### INFORMATION GIVEN
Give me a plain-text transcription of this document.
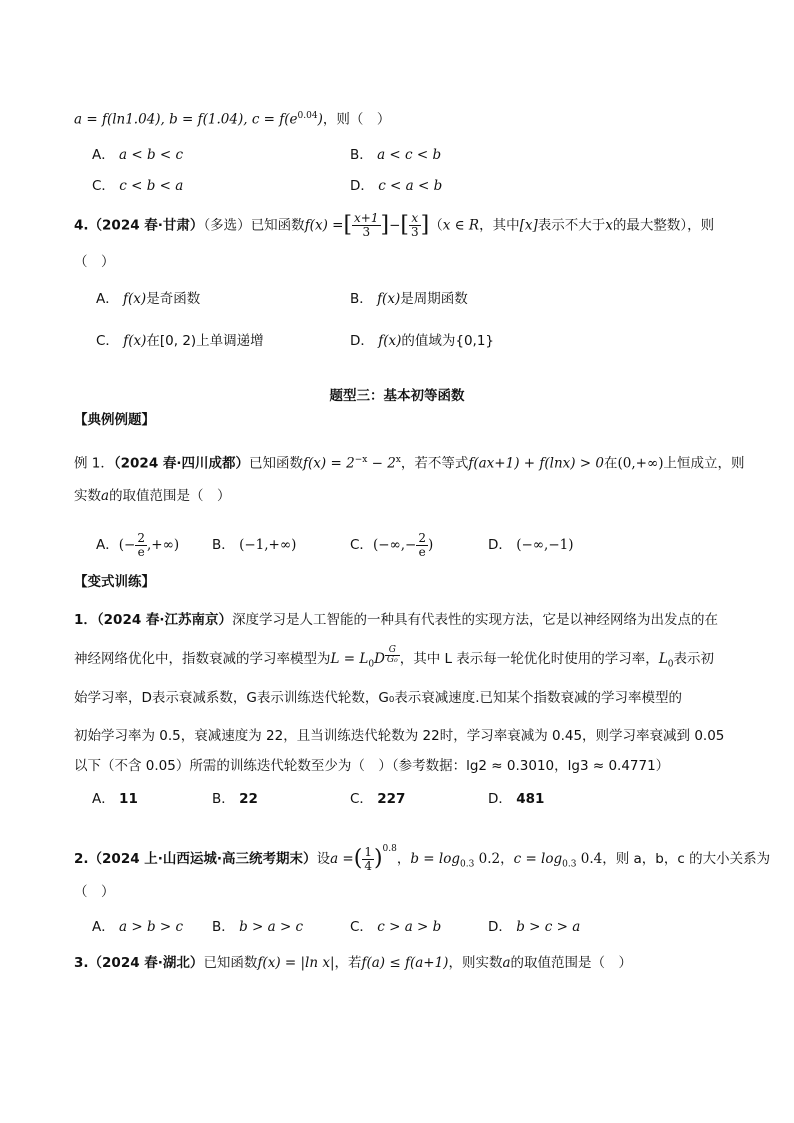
a = f(ln1.04), b = f(1.04), $c = f(e^{0.04})$，则（　）
A． a < b < c	B． a < c < b
C． c < b < a	D． c < a < b
4.（2024 春·甘肃）（多选）已知函数f(x) =[ $\frac{x+1}{3}$ ]−[ $\frac{x}{3} ](x$ ∈ R，其中[x]表示不大于x的最大整数），则
（　）
A． f(x)是奇函数	B． f(x)是周期函数
C． f(x)在[0, 2)上单调递增	D． f(x)的值域为{0,1}
题型三：基本初等函数
【典例例题】
例 1．（2024 春·四川成都）已知函数$f(x) = 2^{-x} - 2^x$，若不等式f(ax+1) + f(lnx) > 0在(0,+∞)上恒成立，则
实数a的取值范围是（　）
A．(− $\frac{2}{e}$ ,+∞) B． (−1,+∞)	C．(−∞,− $\frac{2}{e}$ )	D． (−∞,−1)
【变式训练】
1．（2024 春·江苏南京）深度学习是人工智能的一种具有代表性的实现方法，它是以神经网络为出发点的在
神经网络优化中，指数衰减的学习率模型为$L = L_0D \frac{G}{\text{G₀}}$ ，其中 L 表示每一轮优化时使用的学习率，$L_0$表示初
始学习率，D表示衰减系数，G表示训练迭代轮数，G₀表示衰减速度.已知某个指数衰减的学习率模型的
初始学习率为 0.5，衰减速度为 22，且当训练迭代轮数为 22时，学习率衰减为 0.45，则学习率衰减到 0.05
以下（不含 0.05）所需的训练迭代轮数至少为（　）（参考数据：lg2 ≈ 0.3010，lg3 ≈ 0.4771）
A． 11	B． 22	C． 227	D． 481
2.（2024 上·山西运城·高三统考期末）设a =( $\frac{1}{4} )^{0.8}$，$b = \log_{0.3} 0.2$，$c = \log_{0.3} 0.4$，则 a，b，c 的大小关系为
（　）
A． a > b > c B． b > a > c	C． c > a > b	D． b > c > a
3.（2024 春·湖北）已知函数f(x) = |ln x|，若f(a) ≤ f(a+1)，则实数a的取值范围是（　）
######
GIVEN INSTRUCTION - All of the records need repeating exactly, except for the pictures.

FULL ANSWER -
Give me a plain-text transcription of this document.
a = f(ln1.04), b = f(1.04), $c = f(e^{0.04})$，则（　）
A． a < b < c	B． a < c < b
C． c < b < a	D． c < a < b
4.（2024 春·甘肃）（多选）已知函数f(x) =[ $\frac{x+1}{3}$ ]−[ $\frac{x}{3} ](x$ ∈ R，其中[x]表示不大于x的最大整数），则
（　）
A． f(x)是奇函数	B． f(x)是周期函数
C． f(x)在[0, 2)上单调递增	D． f(x)的值域为{0,1}
题型三：基本初等函数
【典例例题】
例 1．（2024 春·四川成都）已知函数$f(x) = 2^{-x} - 2^x$，若不等式f(ax+1) + f(lnx) > 0在(0,+∞)上恒成立，则
实数a的取值范围是（　）
A．(− $\frac{2}{e}$ ,+∞) B． (−1,+∞)	C．(−∞,− $\frac{2}{e}$ )	D． (−∞,−1)
【变式训练】
1．（2024 春·江苏南京）深度学习是人工智能的一种具有代表性的实现方法，它是以神经网络为出发点的在
神经网络优化中，指数衰减的学习率模型为$L = L_0D \frac{G}{\text{G₀}}$ ，其中 L 表示每一轮优化时使用的学习率，$L_0$表示初
始学习率，D表示衰减系数，G表示训练迭代轮数，G₀表示衰减速度.已知某个指数衰减的学习率模型的
初始学习率为 0.5，衰减速度为 22，且当训练迭代轮数为 22时，学习率衰减为 0.45，则学习率衰减到 0.05
以下（不含 0.05）所需的训练迭代轮数至少为（　）（参考数据：lg2 ≈ 0.3010，lg3 ≈ 0.4771）
A． 11	B． 22	C． 227	D． 481
2.（2024 上·山西运城·高三统考期末）设a =( $\frac{1}{4} )^{0.8}$，$b = \log_{0.3} 0.2$，$c = \log_{0.3} 0.4$，则 a，b，c 的大小关系为
（　）
A． a > b > c B． b > a > c	C． c > a > b	D． b > c > a
3.（2024 春·湖北）已知函数f(x) = |ln x|，若f(a) ≤ f(a+1)，则实数a的取值范围是（　）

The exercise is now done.